→ **Exercise goal**: Lines containing the word "решения" are the ones to copy from the records below.

→ **Dataset items**:
________________________________________

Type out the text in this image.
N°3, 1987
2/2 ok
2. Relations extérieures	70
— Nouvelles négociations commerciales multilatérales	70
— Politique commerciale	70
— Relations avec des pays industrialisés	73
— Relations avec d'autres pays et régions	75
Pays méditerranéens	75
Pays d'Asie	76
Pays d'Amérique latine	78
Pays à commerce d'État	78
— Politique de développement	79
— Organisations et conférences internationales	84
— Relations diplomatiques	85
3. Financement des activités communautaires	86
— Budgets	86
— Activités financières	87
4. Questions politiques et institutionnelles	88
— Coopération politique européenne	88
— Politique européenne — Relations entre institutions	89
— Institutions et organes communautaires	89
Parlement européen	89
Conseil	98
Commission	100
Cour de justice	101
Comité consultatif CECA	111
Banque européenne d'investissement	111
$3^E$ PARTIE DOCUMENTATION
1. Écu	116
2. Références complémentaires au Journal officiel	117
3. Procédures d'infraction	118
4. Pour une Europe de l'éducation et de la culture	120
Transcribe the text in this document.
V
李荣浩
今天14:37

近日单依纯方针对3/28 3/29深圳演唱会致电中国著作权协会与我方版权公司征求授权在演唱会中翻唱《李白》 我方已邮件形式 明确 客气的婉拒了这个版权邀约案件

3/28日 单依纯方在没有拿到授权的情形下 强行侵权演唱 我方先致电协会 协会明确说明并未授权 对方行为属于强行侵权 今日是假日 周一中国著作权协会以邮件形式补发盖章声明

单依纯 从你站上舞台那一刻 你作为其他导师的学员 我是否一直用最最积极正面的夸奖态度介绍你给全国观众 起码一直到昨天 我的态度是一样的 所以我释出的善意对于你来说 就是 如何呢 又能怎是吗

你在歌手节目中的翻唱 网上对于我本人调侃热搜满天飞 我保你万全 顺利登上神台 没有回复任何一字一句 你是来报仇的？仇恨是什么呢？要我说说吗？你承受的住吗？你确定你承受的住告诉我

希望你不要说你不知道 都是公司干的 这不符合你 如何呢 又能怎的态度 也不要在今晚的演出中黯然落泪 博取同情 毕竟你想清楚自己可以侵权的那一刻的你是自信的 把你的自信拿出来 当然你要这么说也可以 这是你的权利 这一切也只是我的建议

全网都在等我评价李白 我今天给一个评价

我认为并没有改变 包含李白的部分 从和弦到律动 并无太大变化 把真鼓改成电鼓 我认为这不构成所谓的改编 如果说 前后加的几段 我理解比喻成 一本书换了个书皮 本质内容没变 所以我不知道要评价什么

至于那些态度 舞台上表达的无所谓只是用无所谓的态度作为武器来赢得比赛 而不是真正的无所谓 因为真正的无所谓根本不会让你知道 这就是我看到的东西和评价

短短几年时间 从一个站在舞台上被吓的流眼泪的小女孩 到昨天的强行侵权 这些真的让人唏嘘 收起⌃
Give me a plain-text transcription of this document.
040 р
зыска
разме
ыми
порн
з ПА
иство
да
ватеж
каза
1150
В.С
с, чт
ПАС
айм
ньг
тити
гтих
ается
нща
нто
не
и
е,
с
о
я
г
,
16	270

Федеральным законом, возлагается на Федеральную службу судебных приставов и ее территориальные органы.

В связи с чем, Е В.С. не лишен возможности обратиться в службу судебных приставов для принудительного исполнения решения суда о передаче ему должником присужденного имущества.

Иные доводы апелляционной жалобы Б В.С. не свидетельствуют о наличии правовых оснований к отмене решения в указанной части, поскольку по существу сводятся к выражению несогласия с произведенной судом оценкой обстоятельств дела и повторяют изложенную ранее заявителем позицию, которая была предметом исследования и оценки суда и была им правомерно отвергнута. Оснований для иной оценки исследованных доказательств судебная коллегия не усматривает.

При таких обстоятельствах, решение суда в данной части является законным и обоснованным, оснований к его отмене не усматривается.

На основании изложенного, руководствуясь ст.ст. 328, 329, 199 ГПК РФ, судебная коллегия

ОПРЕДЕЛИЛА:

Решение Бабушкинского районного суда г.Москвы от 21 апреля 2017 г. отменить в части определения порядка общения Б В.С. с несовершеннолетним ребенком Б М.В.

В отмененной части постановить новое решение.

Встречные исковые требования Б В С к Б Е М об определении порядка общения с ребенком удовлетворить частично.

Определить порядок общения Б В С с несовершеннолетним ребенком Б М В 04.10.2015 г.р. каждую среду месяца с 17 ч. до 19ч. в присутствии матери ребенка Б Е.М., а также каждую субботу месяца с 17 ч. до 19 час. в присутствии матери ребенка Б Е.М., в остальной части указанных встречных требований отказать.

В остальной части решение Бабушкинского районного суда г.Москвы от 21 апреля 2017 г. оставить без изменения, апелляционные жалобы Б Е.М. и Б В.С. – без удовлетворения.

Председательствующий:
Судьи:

________________________________________

→ **Answer**:
В связи с чем, Е В.С. не лишен возможности обратиться в службу судебных приставов для принудительного исполнения решения суда о передаче ему должником присужденного имущества.
Иные доводы апелляционной жалобы Б В.С. не свидетельствуют о наличии правовых оснований к отмене решения в указанной части, поскольку по существу сводятся к выражению несогласия с произведенной судом оценкой обстоятельств дела и повторяют изложенную ранее заявителем позицию, которая была предметом исследования и оценки суда и была им правомерно отвергнута. Оснований для иной оценки исследованных доказательств судебная коллегия не усматривает.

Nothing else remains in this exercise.